Data extract =
# # # # # # #
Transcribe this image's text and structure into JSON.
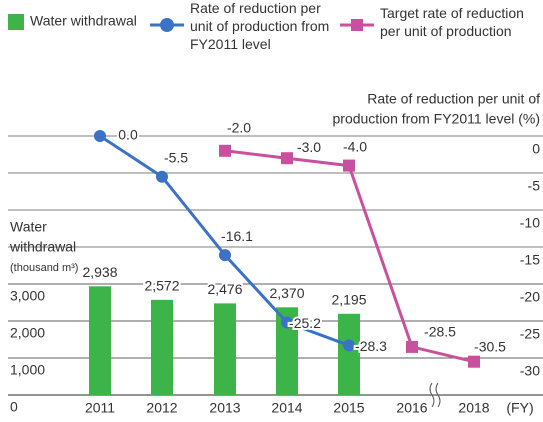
{
  "chart_data": {
    "type": "bar_line",
    "categories": [
      "2011",
      "2012",
      "2013",
      "2014",
      "2015",
      "2016",
      "2018"
    ],
    "x_label": "(FY)",
    "y_label": [
      "Water",
      "withdrawal",
      "(thousand m³)"
    ],
    "y2_label": [
      "Rate of reduction per unit of",
      "production from FY2011 level (%)"
    ],
    "series": [
      {
        "name": "Water withdrawal",
        "type": "bar",
        "color": "#3cb44a",
        "values": [
          2938,
          2572,
          2476,
          2370,
          2195,
          null,
          null
        ],
        "value_labels": [
          "2,938",
          "2,572",
          "2,476",
          "2,370",
          "2,195",
          null,
          null
        ]
      },
      {
        "name": "Rate of reduction per unit of production from FY2011 level",
        "type": "line",
        "marker": "circle",
        "axis": "y2",
        "color": "#3b72c6",
        "values": [
          0.0,
          -5.5,
          -16.1,
          -25.2,
          -28.3,
          null,
          null
        ],
        "value_labels": [
          "0.0",
          "-5.5",
          "-16.1",
          "-25.2",
          "-28.3",
          null,
          null
        ]
      },
      {
        "name": "Target rate of reduction per unit of production",
        "type": "line",
        "marker": "square",
        "axis": "y2",
        "color": "#c9509f",
        "values": [
          null,
          null,
          -2.0,
          -3.0,
          -4.0,
          -28.5,
          -30.5
        ],
        "value_labels": [
          null,
          null,
          "-2.0",
          "-3.0",
          "-4.0",
          "-28.5",
          "-30.5"
        ]
      }
    ],
    "ylim": [
      0,
      7000
    ],
    "yticks": [
      0,
      {
        "value": 1000,
        "label": "1,000"
      },
      {
        "value": 2000,
        "label": "2,000"
      },
      {
        "value": 3000,
        "label": "3,000"
      }
    ],
    "y2lim": [
      -35,
      0
    ],
    "y2ticks": [
      0,
      -5,
      -10,
      -15,
      -20,
      -25,
      -30
    ],
    "grid": true
  }
}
# # # # # # #
Work to complete = Looking at the records above, tally the lines holding "color" and reply with that number only.

Task output = 3